• _STATED GOAL_
Pull out all lines from the listing below in which the word "mildew" appears.

• _GIVEN ENTRIES_
━━━━━━━━━━━━━━━━
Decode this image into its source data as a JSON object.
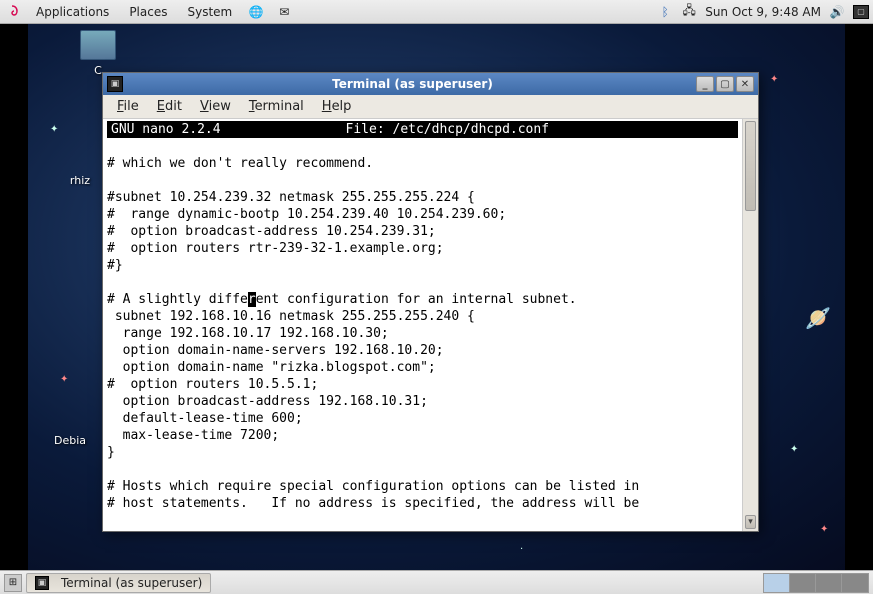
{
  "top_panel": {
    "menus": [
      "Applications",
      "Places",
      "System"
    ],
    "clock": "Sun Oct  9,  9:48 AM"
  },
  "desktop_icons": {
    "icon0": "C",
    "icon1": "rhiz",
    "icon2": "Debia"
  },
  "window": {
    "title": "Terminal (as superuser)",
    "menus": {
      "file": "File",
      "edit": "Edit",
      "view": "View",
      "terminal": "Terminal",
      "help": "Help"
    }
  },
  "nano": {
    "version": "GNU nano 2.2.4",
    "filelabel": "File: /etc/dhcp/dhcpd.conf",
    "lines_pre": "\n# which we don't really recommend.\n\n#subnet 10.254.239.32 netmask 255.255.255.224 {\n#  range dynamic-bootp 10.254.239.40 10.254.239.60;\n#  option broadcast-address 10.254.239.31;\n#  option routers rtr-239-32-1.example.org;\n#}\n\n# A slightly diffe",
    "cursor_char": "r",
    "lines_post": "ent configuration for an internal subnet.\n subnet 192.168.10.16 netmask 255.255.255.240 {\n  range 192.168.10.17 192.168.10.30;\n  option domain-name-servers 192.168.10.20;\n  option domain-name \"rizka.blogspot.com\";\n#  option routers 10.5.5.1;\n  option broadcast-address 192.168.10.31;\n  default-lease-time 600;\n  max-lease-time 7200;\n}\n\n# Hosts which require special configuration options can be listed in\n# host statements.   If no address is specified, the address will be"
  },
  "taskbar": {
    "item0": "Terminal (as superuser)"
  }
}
━━━━━━━━━━━━━━━━
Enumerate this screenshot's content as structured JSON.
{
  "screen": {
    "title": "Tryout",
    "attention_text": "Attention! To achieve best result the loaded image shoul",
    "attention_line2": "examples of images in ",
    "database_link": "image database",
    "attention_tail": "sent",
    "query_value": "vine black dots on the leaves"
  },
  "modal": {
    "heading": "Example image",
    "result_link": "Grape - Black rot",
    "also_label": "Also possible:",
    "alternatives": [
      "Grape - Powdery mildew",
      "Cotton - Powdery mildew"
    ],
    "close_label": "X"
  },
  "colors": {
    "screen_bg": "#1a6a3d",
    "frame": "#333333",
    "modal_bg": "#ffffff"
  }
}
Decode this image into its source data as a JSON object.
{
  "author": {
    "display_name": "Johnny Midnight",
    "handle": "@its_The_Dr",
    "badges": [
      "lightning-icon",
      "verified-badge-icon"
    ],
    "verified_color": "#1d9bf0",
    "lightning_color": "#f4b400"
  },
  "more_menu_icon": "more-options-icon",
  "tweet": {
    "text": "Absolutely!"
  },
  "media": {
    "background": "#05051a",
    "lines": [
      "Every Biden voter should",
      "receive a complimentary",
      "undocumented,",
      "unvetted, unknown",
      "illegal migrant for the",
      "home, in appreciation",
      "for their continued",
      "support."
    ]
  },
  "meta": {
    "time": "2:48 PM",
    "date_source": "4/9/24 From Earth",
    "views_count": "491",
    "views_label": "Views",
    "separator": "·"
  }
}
━━━━━━━━━━━━━━━━
• _WRITTEN ANSWER_
      "Grape - Powdery mildew",
      "Cotton - Powdery mildew"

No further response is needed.